**Supplied material**
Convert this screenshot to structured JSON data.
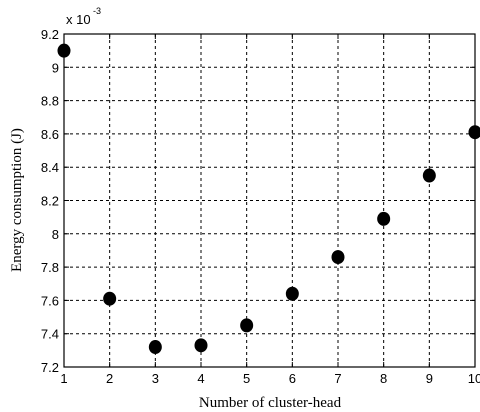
{
  "chart_data": {
    "type": "scatter",
    "xlabel": "Number of cluster-head",
    "ylabel": "Energy consumption (J)",
    "y_multiplier": {
      "base": "x 10",
      "exponent": "-3"
    },
    "x_ticks": [
      "1",
      "2",
      "3",
      "4",
      "5",
      "6",
      "7",
      "8",
      "9",
      "10"
    ],
    "y_ticks": [
      "7.2",
      "7.4",
      "7.6",
      "7.8",
      "8",
      "8.2",
      "8.4",
      "8.6",
      "8.8",
      "9",
      "9.2"
    ],
    "xlim": [
      1,
      10
    ],
    "ylim": [
      7.2,
      9.2
    ],
    "grid": true,
    "legend": false,
    "point_color": "#000000",
    "series": [
      {
        "x": [
          1,
          2,
          3,
          4,
          5,
          6,
          7,
          8,
          9,
          10
        ],
        "y": [
          9.1,
          7.61,
          7.32,
          7.33,
          7.45,
          7.64,
          7.86,
          8.09,
          8.35,
          8.61
        ]
      }
    ]
  }
}
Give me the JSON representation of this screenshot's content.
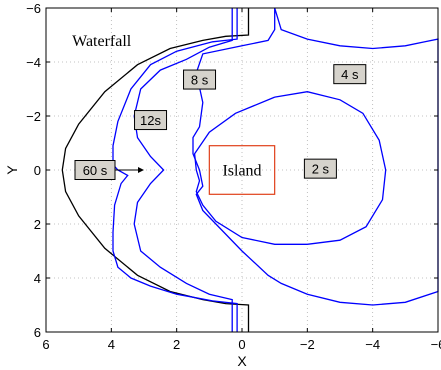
{
  "chart_data": {
    "type": "line",
    "title": "",
    "xlabel": "X",
    "ylabel": "Y",
    "xlim": [
      6,
      -6
    ],
    "ylim": [
      6,
      -6
    ],
    "x_reversed": true,
    "y_reversed": true,
    "xticks": [
      "6",
      "4",
      "2",
      "0",
      "−2",
      "−4",
      "−6"
    ],
    "yticks": [
      "−6",
      "−4",
      "−2",
      "0",
      "2",
      "4",
      "6"
    ],
    "grid": true,
    "colors": {
      "contour": "#0000ff",
      "boundary": "#000000",
      "island": "#e0401a",
      "box_fill": "#d6d3cc"
    },
    "annotations": {
      "waterfall": "Waterfall",
      "island": "Island"
    },
    "island_box": {
      "x": [
        1.0,
        -1.0
      ],
      "y": [
        -0.9,
        0.9
      ]
    },
    "boundary": {
      "x": [
        -0.2,
        -0.2,
        0.5,
        1.2,
        2.2,
        3.2,
        4.2,
        5.0,
        5.4,
        5.5,
        5.4,
        5.0,
        4.2,
        3.2,
        2.2,
        1.2,
        0.5,
        -0.2,
        -0.2
      ],
      "y": [
        -6.0,
        -5.0,
        -4.95,
        -4.8,
        -4.5,
        -3.9,
        -2.9,
        -1.7,
        -0.8,
        0.0,
        0.8,
        1.7,
        2.9,
        3.9,
        4.5,
        4.8,
        4.95,
        5.0,
        6.0
      ]
    },
    "contours": [
      {
        "label": "60 s",
        "label_pos": [
          4.5,
          0.0
        ],
        "arrow_to": [
          3.0,
          0.0
        ],
        "x": [
          0.15,
          0.15,
          0.9,
          2.0,
          2.8,
          3.4,
          3.8,
          3.95,
          3.95,
          3.8,
          3.5,
          3.7,
          3.9,
          3.95,
          3.95,
          3.8,
          3.4,
          2.8,
          2.0,
          0.9,
          0.15,
          0.15
        ],
        "y": [
          -6.0,
          -4.85,
          -4.75,
          -4.4,
          -3.9,
          -3.0,
          -1.8,
          -0.9,
          -0.2,
          0.0,
          0.2,
          0.5,
          1.3,
          2.3,
          3.0,
          3.6,
          4.0,
          4.3,
          4.6,
          4.85,
          4.95,
          6.0
        ]
      },
      {
        "label": "12s",
        "label_pos": [
          2.8,
          -1.85
        ],
        "x": [
          0.3,
          0.3,
          1.0,
          1.7,
          2.5,
          3.1,
          3.3,
          3.2,
          2.8,
          2.4,
          2.8,
          3.2,
          3.3,
          3.1,
          2.5,
          1.7,
          1.0,
          0.3,
          0.3
        ],
        "y": [
          -6.0,
          -4.8,
          -4.55,
          -4.1,
          -3.7,
          -3.0,
          -2.0,
          -1.2,
          -0.5,
          0.0,
          0.5,
          1.2,
          2.0,
          3.0,
          3.6,
          4.2,
          4.6,
          4.8,
          6.0
        ]
      },
      {
        "label": "8 s",
        "label_pos": [
          1.3,
          -3.35
        ],
        "x": [
          -1.0,
          -1.2,
          -2.0,
          -3.0,
          -4.0,
          -5.0,
          -5.6,
          -6.0,
          -6.0,
          -5.0,
          -4.0,
          -3.0,
          -2.0,
          -1.2,
          -0.8,
          0.0,
          1.2,
          1.4,
          1.2,
          1.3,
          1.5,
          1.5,
          1.3,
          1.2,
          1.4,
          1.2,
          0.0,
          -0.8,
          -1.0,
          -1.0
        ],
        "y": [
          -6.0,
          -5.2,
          -4.85,
          -4.6,
          -4.5,
          -4.6,
          -4.75,
          -4.85,
          4.5,
          4.9,
          5.0,
          4.9,
          4.6,
          4.2,
          3.9,
          3.0,
          1.5,
          0.9,
          0.6,
          0.0,
          -0.6,
          -1.2,
          -1.6,
          -2.5,
          -3.6,
          -4.3,
          -4.6,
          -4.8,
          -5.2,
          -6.0
        ]
      },
      {
        "label": "4 s",
        "label_pos": [
          -3.3,
          -3.55
        ],
        "x": [
          -1.0,
          0.2,
          1.0,
          1.45,
          1.4,
          1.3,
          1.4,
          1.2,
          0.8,
          0.0,
          -1.0,
          -2.0,
          -3.0,
          -3.8,
          -4.3,
          -4.4,
          -4.2,
          -3.7,
          -3.0,
          -2.0,
          -1.0
        ],
        "y": [
          -2.7,
          -2.1,
          -1.4,
          -0.6,
          0.0,
          0.4,
          0.8,
          1.3,
          1.9,
          2.5,
          2.75,
          2.75,
          2.6,
          2.1,
          1.1,
          0.0,
          -1.1,
          -2.1,
          -2.6,
          -2.9,
          -2.7
        ]
      },
      {
        "label": "2 s",
        "label_pos": [
          -2.4,
          -0.05
        ]
      }
    ]
  }
}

**Problem description**
Extract from the material all lines containing the string "xlabel".

**Worked solution**
    "xlabel": "Number of cluster-head",
    "xlabel": "X",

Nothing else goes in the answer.